Directions for this task »
Copy out the listing that follows, exact in every word, and skip the images.

Records for the exercise »
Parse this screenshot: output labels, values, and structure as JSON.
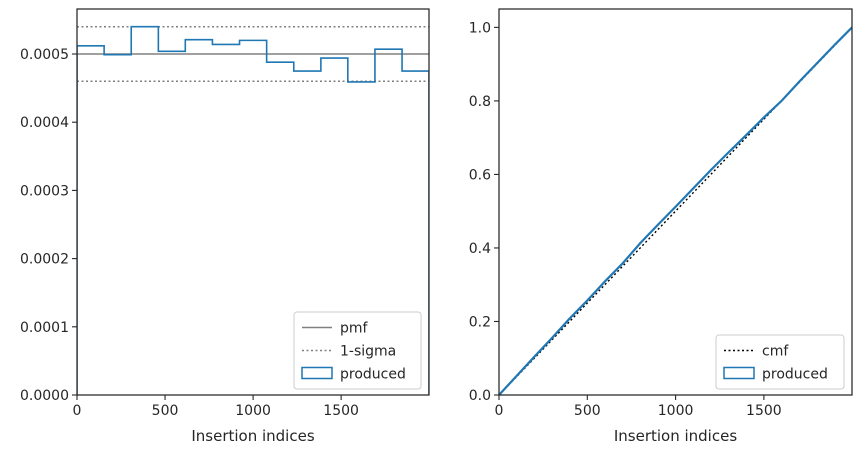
{
  "chart_data": [
    {
      "type": "line",
      "panel": "left",
      "xlabel": "Insertion indices",
      "ylabel": "",
      "title": "",
      "xlim": [
        0,
        1999
      ],
      "ylim": [
        0,
        0.000566
      ],
      "xticks": [
        0,
        500,
        1000,
        1500
      ],
      "xtick_labels": [
        "0",
        "500",
        "1000",
        "1500"
      ],
      "yticks": [
        0,
        0.0001,
        0.0002,
        0.0003,
        0.0004,
        0.0005
      ],
      "ytick_labels": [
        "0.0000",
        "0.0001",
        "0.0002",
        "0.0003",
        "0.0004",
        "0.0005"
      ],
      "grid": false,
      "legend_position": "lower-right",
      "series": [
        {
          "name": "pmf",
          "kind": "hline",
          "y": 0.0005,
          "color": "#808080",
          "style": "solid"
        },
        {
          "name": "1-sigma",
          "kind": "hlines",
          "y": [
            0.00046,
            0.00054
          ],
          "color": "#808080",
          "style": "dotted"
        },
        {
          "name": "produced",
          "kind": "step-hist",
          "color": "#1f77b4",
          "bin_edges": [
            0,
            154,
            308,
            462,
            615,
            769,
            923,
            1077,
            1231,
            1385,
            1538,
            1692,
            1846,
            1999
          ],
          "values": [
            0.000512,
            0.000499,
            0.00054,
            0.000504,
            0.000521,
            0.000514,
            0.00052,
            0.000488,
            0.000475,
            0.000494,
            0.000459,
            0.000507,
            0.000475
          ]
        }
      ]
    },
    {
      "type": "line",
      "panel": "right",
      "xlabel": "Insertion indices",
      "ylabel": "",
      "title": "",
      "xlim": [
        0,
        1999
      ],
      "ylim": [
        0,
        1.05
      ],
      "xticks": [
        0,
        500,
        1000,
        1500
      ],
      "xtick_labels": [
        "0",
        "500",
        "1000",
        "1500"
      ],
      "yticks": [
        0,
        0.2,
        0.4,
        0.6,
        0.8,
        1.0
      ],
      "ytick_labels": [
        "0.0",
        "0.2",
        "0.4",
        "0.6",
        "0.8",
        "1.0"
      ],
      "grid": false,
      "legend_position": "lower-right",
      "series": [
        {
          "name": "cmf",
          "kind": "line",
          "color": "#000000",
          "style": "dotted",
          "x": [
            0,
            1999
          ],
          "y": [
            0,
            1.0
          ]
        },
        {
          "name": "produced",
          "kind": "step-line",
          "color": "#1f77b4",
          "x": [
            0,
            100,
            200,
            300,
            400,
            500,
            600,
            700,
            800,
            900,
            1000,
            1100,
            1200,
            1300,
            1400,
            1500,
            1600,
            1700,
            1800,
            1900,
            1999
          ],
          "y": [
            0,
            0.052,
            0.104,
            0.155,
            0.208,
            0.257,
            0.309,
            0.358,
            0.413,
            0.463,
            0.512,
            0.562,
            0.612,
            0.66,
            0.707,
            0.755,
            0.8,
            0.852,
            0.902,
            0.952,
            1.0
          ]
        }
      ]
    }
  ]
}
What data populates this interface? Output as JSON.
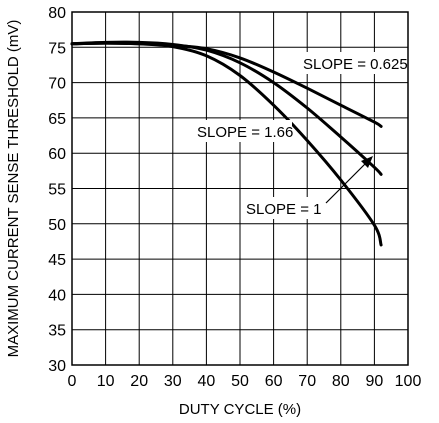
{
  "chart_data": {
    "type": "line",
    "xlabel": "DUTY CYCLE (%)",
    "ylabel": "MAXIMUM CURRENT SENSE THRESHOLD (mV)",
    "xlim": [
      0,
      100
    ],
    "ylim": [
      30,
      80
    ],
    "x_ticks": [
      0,
      10,
      20,
      30,
      40,
      50,
      60,
      70,
      80,
      90,
      100
    ],
    "y_ticks": [
      30,
      35,
      40,
      45,
      50,
      55,
      60,
      65,
      70,
      75,
      80
    ],
    "grid": true,
    "series": [
      {
        "name": "SLOPE = 0.625",
        "x": [
          0,
          10,
          20,
          30,
          40,
          50,
          60,
          70,
          80,
          90,
          92
        ],
        "y": [
          75.5,
          75.6,
          75.5,
          75.3,
          74.8,
          73.5,
          71.5,
          69.2,
          66.8,
          64.4,
          63.8
        ]
      },
      {
        "name": "SLOPE = 1",
        "x": [
          0,
          10,
          20,
          30,
          40,
          50,
          60,
          70,
          80,
          90,
          92
        ],
        "y": [
          75.5,
          75.7,
          75.7,
          75.4,
          74.6,
          72.8,
          70.0,
          66.4,
          62.3,
          58.0,
          57.0
        ]
      },
      {
        "name": "SLOPE = 1.66",
        "x": [
          0,
          10,
          20,
          30,
          40,
          50,
          60,
          70,
          80,
          90,
          92
        ],
        "y": [
          75.5,
          75.6,
          75.5,
          75.1,
          73.8,
          71.0,
          66.8,
          61.8,
          56.2,
          49.8,
          47.0
        ]
      }
    ],
    "annotations": [
      {
        "text": "SLOPE = 0.625",
        "series": 0
      },
      {
        "text": "SLOPE = 1.66",
        "series": 2
      },
      {
        "text": "SLOPE = 1",
        "series": 1
      }
    ]
  }
}
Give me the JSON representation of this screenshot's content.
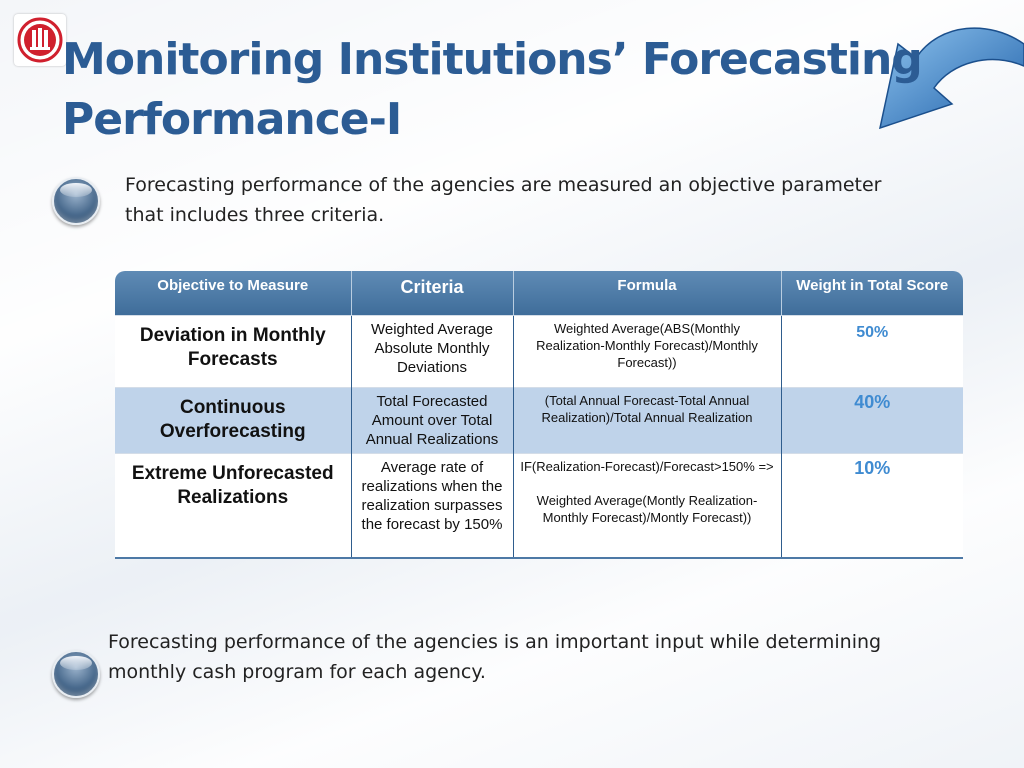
{
  "slide": {
    "title_line1": "Monitoring Institutions’ Forecasting",
    "title_line2": "Performance-I",
    "intro_line1": "Forecasting performance of the agencies are measured an objective parameter",
    "intro_line2": "that includes three criteria.",
    "outro_line1": "Forecasting performance of the agencies is an important input while determining",
    "outro_line2": "monthly cash program for each agency."
  },
  "table": {
    "headers": [
      "Objective to Measure",
      "Criteria",
      "Formula",
      "Weight in Total Score"
    ],
    "rows": [
      {
        "measure": "Deviation in Monthly Forecasts",
        "criteria": "Weighted Average Absolute Monthly Deviations",
        "formula": "Weighted Average(ABS(Monthly Realization-Monthly Forecast)/Monthly Forecast))",
        "formula2": "",
        "weight": "50%"
      },
      {
        "measure": "Continuous Overforecasting",
        "criteria": "Total Forecasted Amount over Total Annual Realizations",
        "formula": "(Total Annual Forecast-Total Annual Realization)/Total Annual Realization",
        "formula2": "",
        "weight": "40%"
      },
      {
        "measure": "Extreme Unforecasted Realizations",
        "criteria": "Average rate of realizations when the realization surpasses the forecast by 150%",
        "formula": "IF(Realization-Forecast)/Forecast>150% =>",
        "formula2": "Weighted Average(Montly Realization-Monthly Forecast)/Montly Forecast))",
        "weight": "10%"
      }
    ]
  },
  "colors": {
    "title": "#2c5c94",
    "header_bg": "#4f7ca8",
    "band_row": "#bfd3ea",
    "weight_text": "#3f8bd1"
  },
  "icons": [
    "logo-icon",
    "swoosh-arrow-icon",
    "bullet-orb-icon"
  ]
}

Solution for this problem »
Parse this screenshot: output labels, values, and structure as JSON.
{
  "chart_data": [
    {
      "type": "line",
      "panel": "left",
      "xlabel": "Insertion indices",
      "ylabel": "",
      "title": "",
      "xlim": [
        0,
        1999
      ],
      "ylim": [
        0,
        0.000566
      ],
      "xticks": [
        0,
        500,
        1000,
        1500
      ],
      "xtick_labels": [
        "0",
        "500",
        "1000",
        "1500"
      ],
      "yticks": [
        0,
        0.0001,
        0.0002,
        0.0003,
        0.0004,
        0.0005
      ],
      "ytick_labels": [
        "0.0000",
        "0.0001",
        "0.0002",
        "0.0003",
        "0.0004",
        "0.0005"
      ],
      "grid": false,
      "legend_position": "lower-right",
      "series": [
        {
          "name": "pmf",
          "kind": "hline",
          "y": 0.0005,
          "color": "#808080",
          "style": "solid"
        },
        {
          "name": "1-sigma",
          "kind": "hlines",
          "y": [
            0.00046,
            0.00054
          ],
          "color": "#808080",
          "style": "dotted"
        },
        {
          "name": "produced",
          "kind": "step-hist",
          "color": "#1f77b4",
          "bin_edges": [
            0,
            154,
            308,
            462,
            615,
            769,
            923,
            1077,
            1231,
            1385,
            1538,
            1692,
            1846,
            1999
          ],
          "values": [
            0.000512,
            0.000499,
            0.00054,
            0.000504,
            0.000521,
            0.000514,
            0.00052,
            0.000488,
            0.000475,
            0.000494,
            0.000459,
            0.000507,
            0.000475
          ]
        }
      ]
    },
    {
      "type": "line",
      "panel": "right",
      "xlabel": "Insertion indices",
      "ylabel": "",
      "title": "",
      "xlim": [
        0,
        1999
      ],
      "ylim": [
        0,
        1.05
      ],
      "xticks": [
        0,
        500,
        1000,
        1500
      ],
      "xtick_labels": [
        "0",
        "500",
        "1000",
        "1500"
      ],
      "yticks": [
        0,
        0.2,
        0.4,
        0.6,
        0.8,
        1.0
      ],
      "ytick_labels": [
        "0.0",
        "0.2",
        "0.4",
        "0.6",
        "0.8",
        "1.0"
      ],
      "grid": false,
      "legend_position": "lower-right",
      "series": [
        {
          "name": "cmf",
          "kind": "line",
          "color": "#000000",
          "style": "dotted",
          "x": [
            0,
            1999
          ],
          "y": [
            0,
            1.0
          ]
        },
        {
          "name": "produced",
          "kind": "step-line",
          "color": "#1f77b4",
          "x": [
            0,
            100,
            200,
            300,
            400,
            500,
            600,
            700,
            800,
            900,
            1000,
            1100,
            1200,
            1300,
            1400,
            1500,
            1600,
            1700,
            1800,
            1900,
            1999
          ],
          "y": [
            0,
            0.052,
            0.104,
            0.155,
            0.208,
            0.257,
            0.309,
            0.358,
            0.413,
            0.463,
            0.512,
            0.562,
            0.612,
            0.66,
            0.707,
            0.755,
            0.8,
            0.852,
            0.902,
            0.952,
            1.0
          ]
        }
      ]
    }
  ]
}
What data populates this interface? Output as JSON.
{
  "chart_data": {
    "type": "line",
    "xlabel": "DUTY CYCLE (%)",
    "ylabel": "MAXIMUM CURRENT SENSE THRESHOLD (mV)",
    "xlim": [
      0,
      100
    ],
    "ylim": [
      30,
      80
    ],
    "x_ticks": [
      0,
      10,
      20,
      30,
      40,
      50,
      60,
      70,
      80,
      90,
      100
    ],
    "y_ticks": [
      30,
      35,
      40,
      45,
      50,
      55,
      60,
      65,
      70,
      75,
      80
    ],
    "grid": true,
    "series": [
      {
        "name": "SLOPE = 0.625",
        "x": [
          0,
          10,
          20,
          30,
          40,
          50,
          60,
          70,
          80,
          90,
          92
        ],
        "y": [
          75.5,
          75.6,
          75.5,
          75.3,
          74.8,
          73.5,
          71.5,
          69.2,
          66.8,
          64.4,
          63.8
        ]
      },
      {
        "name": "SLOPE = 1",
        "x": [
          0,
          10,
          20,
          30,
          40,
          50,
          60,
          70,
          80,
          90,
          92
        ],
        "y": [
          75.5,
          75.7,
          75.7,
          75.4,
          74.6,
          72.8,
          70.0,
          66.4,
          62.3,
          58.0,
          57.0
        ]
      },
      {
        "name": "SLOPE = 1.66",
        "x": [
          0,
          10,
          20,
          30,
          40,
          50,
          60,
          70,
          80,
          90,
          92
        ],
        "y": [
          75.5,
          75.6,
          75.5,
          75.1,
          73.8,
          71.0,
          66.8,
          61.8,
          56.2,
          49.8,
          47.0
        ]
      }
    ],
    "annotations": [
      {
        "text": "SLOPE = 0.625",
        "series": 0
      },
      {
        "text": "SLOPE = 1.66",
        "series": 2
      },
      {
        "text": "SLOPE = 1",
        "series": 1
      }
    ]
  }
}
Give me the JSON representation of this screenshot's content.
{
  "slide": {
    "title_line1": "Monitoring Institutions’ Forecasting",
    "title_line2": "Performance-I",
    "intro_line1": "Forecasting performance of the agencies are measured an objective parameter",
    "intro_line2": "that includes three criteria.",
    "outro_line1": "Forecasting performance of the agencies is an important input while determining",
    "outro_line2": "monthly cash program for each agency."
  },
  "table": {
    "headers": [
      "Objective to Measure",
      "Criteria",
      "Formula",
      "Weight in Total Score"
    ],
    "rows": [
      {
        "measure": "Deviation in Monthly Forecasts",
        "criteria": "Weighted Average Absolute Monthly Deviations",
        "formula": "Weighted Average(ABS(Monthly Realization-Monthly Forecast)/Monthly Forecast))",
        "formula2": "",
        "weight": "50%"
      },
      {
        "measure": "Continuous Overforecasting",
        "criteria": "Total Forecasted Amount over Total Annual Realizations",
        "formula": "(Total Annual Forecast-Total Annual Realization)/Total Annual Realization",
        "formula2": "",
        "weight": "40%"
      },
      {
        "measure": "Extreme Unforecasted Realizations",
        "criteria": "Average rate of realizations when the realization surpasses the forecast by 150%",
        "formula": "IF(Realization-Forecast)/Forecast>150% =>",
        "formula2": "Weighted Average(Montly Realization-Monthly Forecast)/Montly Forecast))",
        "weight": "10%"
      }
    ]
  },
  "colors": {
    "title": "#2c5c94",
    "header_bg": "#4f7ca8",
    "band_row": "#bfd3ea",
    "weight_text": "#3f8bd1"
  },
  "icons": [
    "logo-icon",
    "swoosh-arrow-icon",
    "bullet-orb-icon"
  ]
}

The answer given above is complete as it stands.